Dataset excerpts =
start
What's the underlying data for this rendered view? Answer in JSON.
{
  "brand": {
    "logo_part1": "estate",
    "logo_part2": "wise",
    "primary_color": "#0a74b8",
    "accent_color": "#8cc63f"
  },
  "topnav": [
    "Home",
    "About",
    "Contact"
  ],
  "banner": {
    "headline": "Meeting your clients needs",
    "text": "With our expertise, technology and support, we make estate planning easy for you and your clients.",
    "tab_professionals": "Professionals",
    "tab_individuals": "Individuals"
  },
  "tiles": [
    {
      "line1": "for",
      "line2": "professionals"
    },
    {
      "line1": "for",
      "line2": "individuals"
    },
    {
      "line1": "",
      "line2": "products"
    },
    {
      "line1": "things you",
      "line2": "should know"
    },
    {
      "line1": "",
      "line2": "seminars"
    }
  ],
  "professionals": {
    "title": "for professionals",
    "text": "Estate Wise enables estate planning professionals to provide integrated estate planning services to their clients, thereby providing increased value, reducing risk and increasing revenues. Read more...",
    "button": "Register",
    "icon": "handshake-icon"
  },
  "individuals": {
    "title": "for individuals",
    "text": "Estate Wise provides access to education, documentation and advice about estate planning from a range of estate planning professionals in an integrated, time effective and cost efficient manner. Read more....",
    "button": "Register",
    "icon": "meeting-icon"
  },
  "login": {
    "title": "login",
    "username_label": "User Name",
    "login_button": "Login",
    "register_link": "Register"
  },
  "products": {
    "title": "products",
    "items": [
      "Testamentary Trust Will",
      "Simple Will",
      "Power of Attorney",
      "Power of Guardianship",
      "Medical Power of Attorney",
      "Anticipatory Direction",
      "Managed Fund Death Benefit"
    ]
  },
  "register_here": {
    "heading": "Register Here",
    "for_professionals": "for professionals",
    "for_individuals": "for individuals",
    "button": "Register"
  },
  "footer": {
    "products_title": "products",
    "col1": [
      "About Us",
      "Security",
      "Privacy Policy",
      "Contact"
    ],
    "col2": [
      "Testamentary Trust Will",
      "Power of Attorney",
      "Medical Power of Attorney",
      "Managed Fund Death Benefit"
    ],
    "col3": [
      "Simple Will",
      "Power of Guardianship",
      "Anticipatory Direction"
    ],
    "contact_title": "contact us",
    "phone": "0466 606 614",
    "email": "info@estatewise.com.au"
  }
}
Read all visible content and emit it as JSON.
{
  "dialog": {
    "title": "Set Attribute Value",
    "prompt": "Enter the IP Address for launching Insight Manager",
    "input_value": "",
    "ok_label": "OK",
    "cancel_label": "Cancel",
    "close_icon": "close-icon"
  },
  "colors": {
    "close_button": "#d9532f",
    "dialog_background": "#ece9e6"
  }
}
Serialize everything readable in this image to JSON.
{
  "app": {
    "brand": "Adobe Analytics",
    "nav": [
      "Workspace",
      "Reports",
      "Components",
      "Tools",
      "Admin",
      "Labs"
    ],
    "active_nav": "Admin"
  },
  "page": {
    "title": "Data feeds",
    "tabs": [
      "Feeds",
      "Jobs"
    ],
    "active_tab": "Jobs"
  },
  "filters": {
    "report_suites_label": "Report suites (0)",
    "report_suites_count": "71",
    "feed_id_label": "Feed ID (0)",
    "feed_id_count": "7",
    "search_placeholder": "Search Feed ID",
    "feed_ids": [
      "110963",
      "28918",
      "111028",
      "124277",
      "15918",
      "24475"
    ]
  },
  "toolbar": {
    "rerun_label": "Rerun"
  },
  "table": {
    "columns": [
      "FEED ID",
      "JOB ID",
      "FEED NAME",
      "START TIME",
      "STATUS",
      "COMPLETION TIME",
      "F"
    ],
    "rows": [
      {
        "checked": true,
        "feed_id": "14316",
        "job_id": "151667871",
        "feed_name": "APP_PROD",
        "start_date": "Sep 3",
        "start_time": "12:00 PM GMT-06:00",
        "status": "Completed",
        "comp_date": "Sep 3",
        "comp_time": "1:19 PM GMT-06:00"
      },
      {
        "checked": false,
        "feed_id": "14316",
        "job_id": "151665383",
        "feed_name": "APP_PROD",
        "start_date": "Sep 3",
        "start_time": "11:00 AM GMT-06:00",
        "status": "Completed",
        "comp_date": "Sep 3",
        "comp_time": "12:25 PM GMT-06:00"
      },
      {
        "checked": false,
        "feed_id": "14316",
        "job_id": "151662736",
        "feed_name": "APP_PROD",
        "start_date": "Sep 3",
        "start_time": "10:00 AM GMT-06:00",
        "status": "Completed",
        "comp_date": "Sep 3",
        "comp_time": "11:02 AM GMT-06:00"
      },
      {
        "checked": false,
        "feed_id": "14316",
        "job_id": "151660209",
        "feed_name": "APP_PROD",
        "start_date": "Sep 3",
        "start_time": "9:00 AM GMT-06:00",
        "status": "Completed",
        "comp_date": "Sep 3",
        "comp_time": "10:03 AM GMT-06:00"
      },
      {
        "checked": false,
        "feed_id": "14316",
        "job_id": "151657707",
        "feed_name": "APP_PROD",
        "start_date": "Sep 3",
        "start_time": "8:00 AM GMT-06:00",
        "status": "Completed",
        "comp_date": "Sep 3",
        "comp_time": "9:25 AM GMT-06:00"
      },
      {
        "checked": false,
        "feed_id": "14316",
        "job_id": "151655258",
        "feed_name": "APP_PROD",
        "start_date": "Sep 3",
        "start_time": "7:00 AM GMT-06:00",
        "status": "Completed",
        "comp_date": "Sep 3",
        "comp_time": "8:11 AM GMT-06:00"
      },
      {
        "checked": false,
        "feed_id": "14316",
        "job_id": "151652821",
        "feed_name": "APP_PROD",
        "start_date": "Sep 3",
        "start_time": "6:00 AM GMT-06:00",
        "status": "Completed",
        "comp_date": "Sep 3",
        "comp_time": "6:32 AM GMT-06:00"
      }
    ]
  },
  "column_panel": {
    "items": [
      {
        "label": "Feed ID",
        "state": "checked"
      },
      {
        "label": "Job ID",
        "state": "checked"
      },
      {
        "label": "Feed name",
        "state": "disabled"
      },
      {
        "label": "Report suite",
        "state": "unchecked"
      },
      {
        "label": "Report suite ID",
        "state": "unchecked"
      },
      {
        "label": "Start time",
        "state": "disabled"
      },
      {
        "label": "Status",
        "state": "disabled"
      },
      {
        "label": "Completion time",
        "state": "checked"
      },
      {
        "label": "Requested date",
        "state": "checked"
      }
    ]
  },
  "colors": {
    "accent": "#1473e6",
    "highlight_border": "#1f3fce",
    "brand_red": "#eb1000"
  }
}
end
start
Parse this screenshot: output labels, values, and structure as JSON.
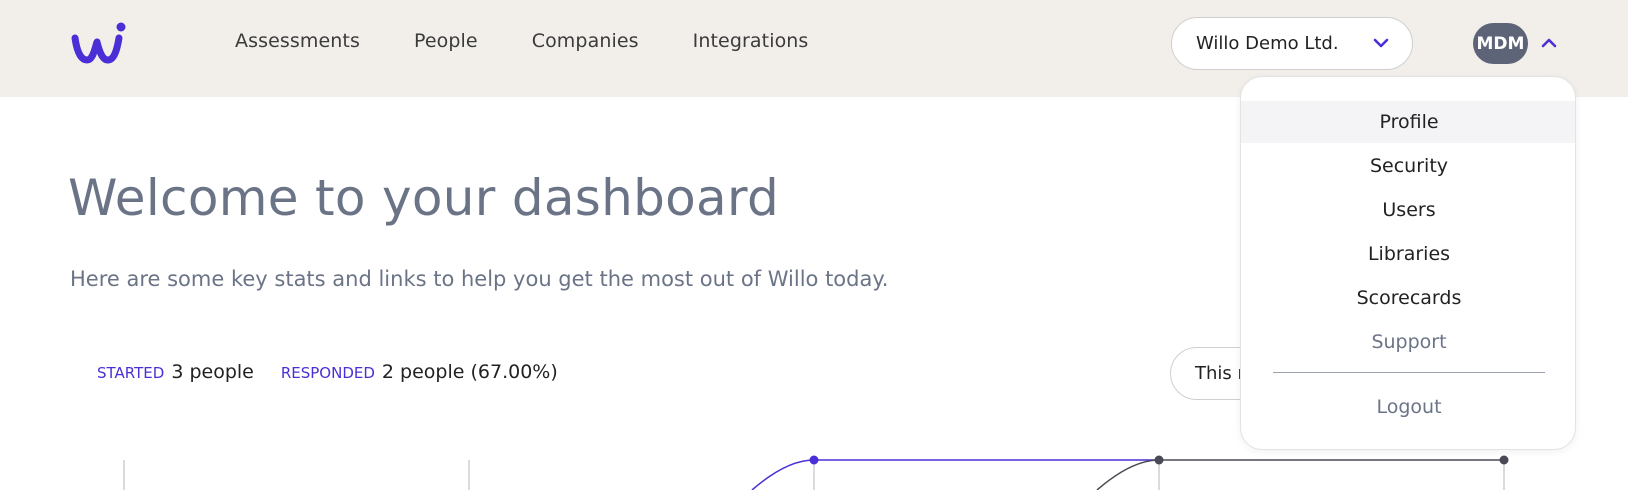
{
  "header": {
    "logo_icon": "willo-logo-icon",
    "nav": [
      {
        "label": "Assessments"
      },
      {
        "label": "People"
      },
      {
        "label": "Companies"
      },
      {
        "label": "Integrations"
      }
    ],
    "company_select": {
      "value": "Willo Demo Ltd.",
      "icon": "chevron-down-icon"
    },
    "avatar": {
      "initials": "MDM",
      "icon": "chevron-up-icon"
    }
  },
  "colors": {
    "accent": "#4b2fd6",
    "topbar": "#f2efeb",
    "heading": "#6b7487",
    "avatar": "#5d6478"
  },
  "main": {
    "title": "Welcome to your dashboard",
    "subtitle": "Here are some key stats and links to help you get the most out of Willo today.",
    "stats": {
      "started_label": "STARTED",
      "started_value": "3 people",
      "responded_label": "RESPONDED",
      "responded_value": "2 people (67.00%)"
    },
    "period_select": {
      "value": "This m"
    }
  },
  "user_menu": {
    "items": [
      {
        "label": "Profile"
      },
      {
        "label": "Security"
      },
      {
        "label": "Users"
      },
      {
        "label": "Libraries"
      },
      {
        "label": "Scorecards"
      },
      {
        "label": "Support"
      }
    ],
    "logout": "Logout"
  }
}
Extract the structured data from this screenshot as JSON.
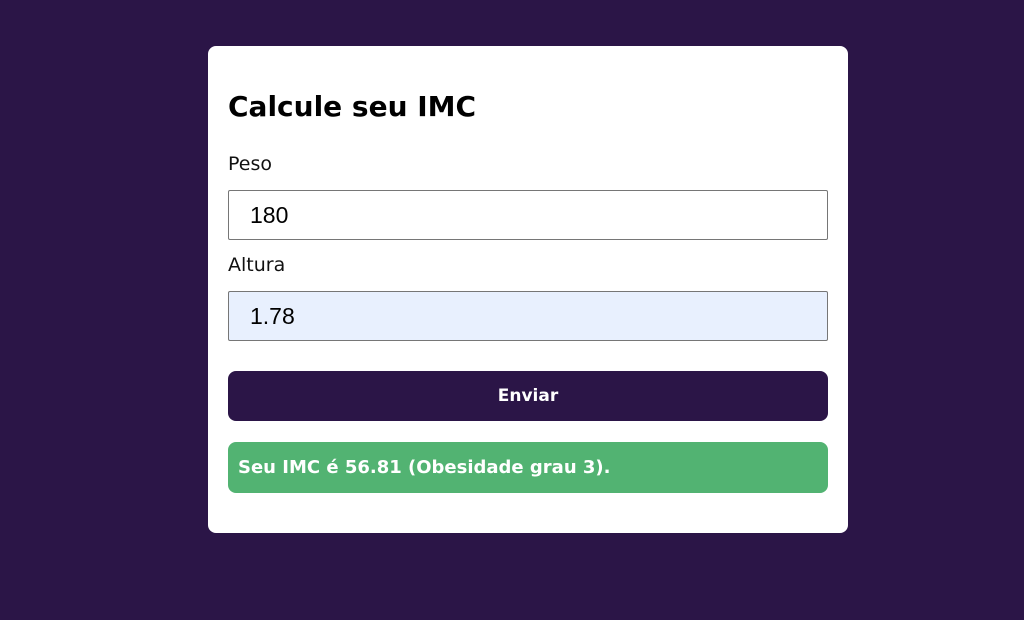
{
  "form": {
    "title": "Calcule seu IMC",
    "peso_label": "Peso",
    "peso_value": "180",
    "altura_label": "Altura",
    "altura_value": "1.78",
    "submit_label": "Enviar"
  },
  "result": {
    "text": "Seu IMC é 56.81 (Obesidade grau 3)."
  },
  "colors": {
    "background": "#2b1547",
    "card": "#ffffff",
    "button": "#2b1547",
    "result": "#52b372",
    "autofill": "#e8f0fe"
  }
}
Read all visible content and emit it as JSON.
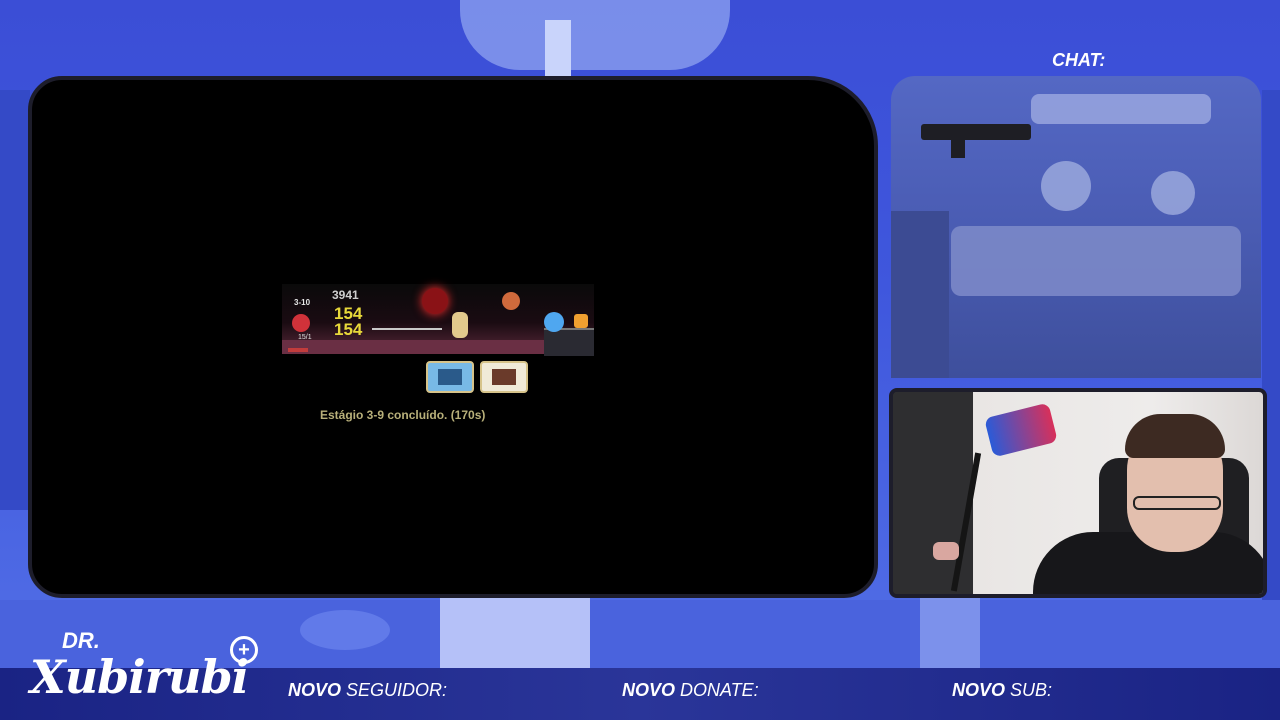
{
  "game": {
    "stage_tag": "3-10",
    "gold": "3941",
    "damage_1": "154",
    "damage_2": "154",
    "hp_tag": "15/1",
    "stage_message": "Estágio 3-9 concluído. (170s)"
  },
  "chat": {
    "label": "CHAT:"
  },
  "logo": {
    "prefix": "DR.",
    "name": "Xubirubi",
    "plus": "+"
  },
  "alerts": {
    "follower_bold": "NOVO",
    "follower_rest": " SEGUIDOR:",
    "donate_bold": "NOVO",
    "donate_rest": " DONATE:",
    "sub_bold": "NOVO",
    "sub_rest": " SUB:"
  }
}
end
Select every line of the material above holding the word "planning" and copy it.

Worked solution =
    "text": "With our expertise, technology and support, we make estate planning easy for you and your clients.",
    "text": "Estate Wise enables estate planning professionals to provide integrated estate planning services to their clients, thereby providing increased value, reducing risk and increasing revenues. Read more...",
    "text": "Estate Wise provides access to education, documentation and advice about estate planning from a range of estate planning professionals in an integrated, time effective and cost efficient manner. Read more....",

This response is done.